## TEXT SEGMENT
__________________________________________________

Galileo’s realism stemmed from his dedication to assembling scattered fragments of ideas and completing a new, coherent system. His commitment was driven by his conviction of the possibility of constructing a complete alternative to the Aristotelian model. Thus, Galileo’s realist attitude paradoxically emerged as a legacy of the anti-realist attitude of the nominalists.

4. The Complementary Roles of the Realists and the Anti-realists

The above historical episode demonstrates the complementary roles of the realist and anti-realist attitude in the development of mechanics. In the Middle Ages and the Early Modern period, the anti-realist attitude means tolerance to inconsistency. The nominalists were tolerant of new hypotheses contradictive to the pre-existing system and indifferent in reconciling the two or selecting one. This attitude was beneficial in stimulating their imagination and creating new hypotheses free from, or even contradictive to, the pre-existing belief system. However, it deprived them of an enduring motivation to push their hypotheses forward to reality. Therefore, it prevented them from accepting new hypotheses as true, because both old and new hypotheses were mere hypotheses, not truths.

On the other hand, the realist attitude represents a driving force to complete a consistent system. Realists such as Thomas Aquinas were intolerant of inconsistencies between the old and new ideas so that they had to find a way to reconcile the two or select among them. Thus, when a pre-existing theory was well-established, realists were disposed to be conservative, even if they did not want to. However, as the pre-existing theory (the Aristotelian theory) weakened in Galileo’s time, the realist attitude could become a driving force to complete a new consistent system despite facing significant criticism. Galileo serves as a good example of this.

When the pre-existing theory weakened, anti-realists became rather conservative. In fact, Galileo faced strong anti-realist criticisms that Galileo violated the convention of the usage of hypotheses and made a logical mistake, that is, the fallacy of affirming the consequent.[5] They thought that both the Heliocentric and the Geocentric, especially Tychonic, systems could save the heaven’s phenomena (for example, Venus’s phase change) and both theories were simply hypotheses improvable by experience and logic. This usage of hypotheses was exactly the method used by the nominalists and had been considered common sense to the scholars since the Middle Ages. Galileo, however, violated the convention of this usage by insisting that one of the hypotheses was true or better than the other – this usage can be considered a primitive form of the hypothetico-deductive method (Gingerich 1982). As a result, his opponents could not accept Galileo’s reasoning.

__________________________________________________

## JOB 1
In the text on realism and anti-realism in mechanics, of what logical mistake did the anti-realist critics accuse Galileo?
## JOB 2
Continue the text on realism and anti-realism in the development of mechanics from the point at which it stops.
The data that follow come from a separate source and bear no relation to the text on realism and anti-realism in mechanics.

## SUPPLIED ENTRIES

__________________________________________________

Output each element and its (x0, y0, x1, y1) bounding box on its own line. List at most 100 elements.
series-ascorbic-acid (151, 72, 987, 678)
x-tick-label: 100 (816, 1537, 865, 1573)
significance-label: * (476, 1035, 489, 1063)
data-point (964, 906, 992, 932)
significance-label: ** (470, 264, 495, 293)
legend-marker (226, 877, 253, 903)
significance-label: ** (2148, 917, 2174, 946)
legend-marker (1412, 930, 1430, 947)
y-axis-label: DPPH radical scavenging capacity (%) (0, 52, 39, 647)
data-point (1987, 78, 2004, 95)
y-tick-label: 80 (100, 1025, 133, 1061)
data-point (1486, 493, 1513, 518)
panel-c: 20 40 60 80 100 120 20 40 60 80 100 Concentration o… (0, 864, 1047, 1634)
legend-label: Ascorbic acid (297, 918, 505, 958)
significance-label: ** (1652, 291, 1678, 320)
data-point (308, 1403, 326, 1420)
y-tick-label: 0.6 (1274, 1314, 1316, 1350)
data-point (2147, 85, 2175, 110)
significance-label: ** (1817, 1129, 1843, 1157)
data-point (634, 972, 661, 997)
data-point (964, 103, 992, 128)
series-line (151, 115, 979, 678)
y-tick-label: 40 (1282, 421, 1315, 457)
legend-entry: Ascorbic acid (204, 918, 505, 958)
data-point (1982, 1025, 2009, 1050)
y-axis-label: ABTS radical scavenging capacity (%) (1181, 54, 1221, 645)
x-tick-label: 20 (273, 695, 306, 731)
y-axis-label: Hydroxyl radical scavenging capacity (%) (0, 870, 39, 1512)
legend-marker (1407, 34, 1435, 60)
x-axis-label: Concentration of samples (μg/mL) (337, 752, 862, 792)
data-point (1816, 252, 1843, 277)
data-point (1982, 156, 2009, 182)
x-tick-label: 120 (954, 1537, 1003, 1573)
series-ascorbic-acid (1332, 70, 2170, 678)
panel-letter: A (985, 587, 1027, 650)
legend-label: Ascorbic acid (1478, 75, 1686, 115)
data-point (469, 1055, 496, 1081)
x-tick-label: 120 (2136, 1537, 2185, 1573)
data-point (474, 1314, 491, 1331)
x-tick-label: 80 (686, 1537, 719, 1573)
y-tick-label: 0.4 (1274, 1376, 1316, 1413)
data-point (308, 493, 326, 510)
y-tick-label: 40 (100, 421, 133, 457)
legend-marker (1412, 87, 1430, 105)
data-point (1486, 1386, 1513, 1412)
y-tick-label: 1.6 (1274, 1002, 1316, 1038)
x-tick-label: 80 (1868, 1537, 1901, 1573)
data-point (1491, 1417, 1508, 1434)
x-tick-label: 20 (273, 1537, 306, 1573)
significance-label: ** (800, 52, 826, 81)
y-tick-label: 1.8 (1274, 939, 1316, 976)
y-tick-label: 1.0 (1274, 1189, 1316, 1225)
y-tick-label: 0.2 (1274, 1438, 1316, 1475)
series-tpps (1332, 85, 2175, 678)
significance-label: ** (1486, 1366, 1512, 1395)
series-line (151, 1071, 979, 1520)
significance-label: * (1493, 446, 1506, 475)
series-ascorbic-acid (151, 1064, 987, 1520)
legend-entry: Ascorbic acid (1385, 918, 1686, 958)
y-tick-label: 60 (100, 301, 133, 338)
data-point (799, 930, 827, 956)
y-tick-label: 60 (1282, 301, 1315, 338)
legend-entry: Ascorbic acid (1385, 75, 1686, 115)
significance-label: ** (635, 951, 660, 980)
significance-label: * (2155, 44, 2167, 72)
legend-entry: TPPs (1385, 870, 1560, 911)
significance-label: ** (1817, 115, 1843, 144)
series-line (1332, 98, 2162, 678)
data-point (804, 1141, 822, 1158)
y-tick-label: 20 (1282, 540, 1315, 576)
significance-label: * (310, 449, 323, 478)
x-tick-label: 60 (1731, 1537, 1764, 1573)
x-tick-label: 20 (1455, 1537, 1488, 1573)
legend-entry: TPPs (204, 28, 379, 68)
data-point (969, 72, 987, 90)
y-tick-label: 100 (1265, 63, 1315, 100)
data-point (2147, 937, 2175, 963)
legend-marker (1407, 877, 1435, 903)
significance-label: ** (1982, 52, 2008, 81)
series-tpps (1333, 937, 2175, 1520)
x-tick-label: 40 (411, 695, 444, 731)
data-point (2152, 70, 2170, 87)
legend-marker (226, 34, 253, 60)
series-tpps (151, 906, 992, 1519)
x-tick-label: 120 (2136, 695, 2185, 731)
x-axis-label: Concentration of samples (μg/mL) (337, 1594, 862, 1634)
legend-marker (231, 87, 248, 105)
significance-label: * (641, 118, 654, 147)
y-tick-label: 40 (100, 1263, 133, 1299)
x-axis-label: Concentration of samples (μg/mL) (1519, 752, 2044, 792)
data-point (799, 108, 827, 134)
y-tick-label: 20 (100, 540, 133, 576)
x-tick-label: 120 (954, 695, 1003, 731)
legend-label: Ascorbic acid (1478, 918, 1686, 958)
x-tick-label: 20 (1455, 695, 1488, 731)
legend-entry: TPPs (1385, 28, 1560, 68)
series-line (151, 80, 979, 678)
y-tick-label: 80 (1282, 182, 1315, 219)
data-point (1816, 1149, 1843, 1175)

__________________________________________________

## EXERCISE RESULT 1
The fallacy of affirming the consequent.

## EXERCISE RESULT 2
This interpretation of the historical episode implies that the criteria of theory choice could be different based on scientists’ epistemic attitude, realist or anti-realist. One might question how anti-realists could have different criteria for theory choice compared to realists. For example, consistency seems to be a common criterion for both positions. In response to this question, I would argue that this criterion is a common criterion only if we consider a theory as an object of belief. However, for someone who sees a theory merely as an object to understand or as a calculation tool, (internal or external) consistency doesn’t need to be a important factor in their theory choice. Especially, instrumentalists do not have to consider consistency as a necessary criterion for a good theory. It is natural for scientists with different goals to have different methods and criteria.

History of astronomy provides another, but somewhat complex, example, in which different criteria for accepting theory between realists and anti-realists played complementary roles. During the Middle Ages, the prevailing astronomy was the Ptolemaic astronomy. However, it conflicted with the Aristotelian physics. Firstly, while Aristotelian system uses a concentric spheres model, the Ptolemaic uses an eccentric deferent-epicycle model. Secondly, while Aristotelian system allowed only uniform circular motion, the Ptolemaic permitted non-uniform motion. Thirdly, while the Aristotelian system was mechanical, the Ptolemaic system was mere mathematical.[6]

As a result, Aristotle’s serious followers didn’t believe the Ptolemaic astronomy as true. That is to say, they held an anti-realist view towards the Ptolemaic astronomy. Thus, there was an epistemic hierarchy of physics (philosophy) and astronomy (mathematics).[7] Even though they criticized the Ptolemaic astronomy for lacking a physical explanation, they couldn't ignore its remarkable accuracy in making predictions. Consequently, they accepted the Ptolemaic astronomy as a precise calculation tool not a true system.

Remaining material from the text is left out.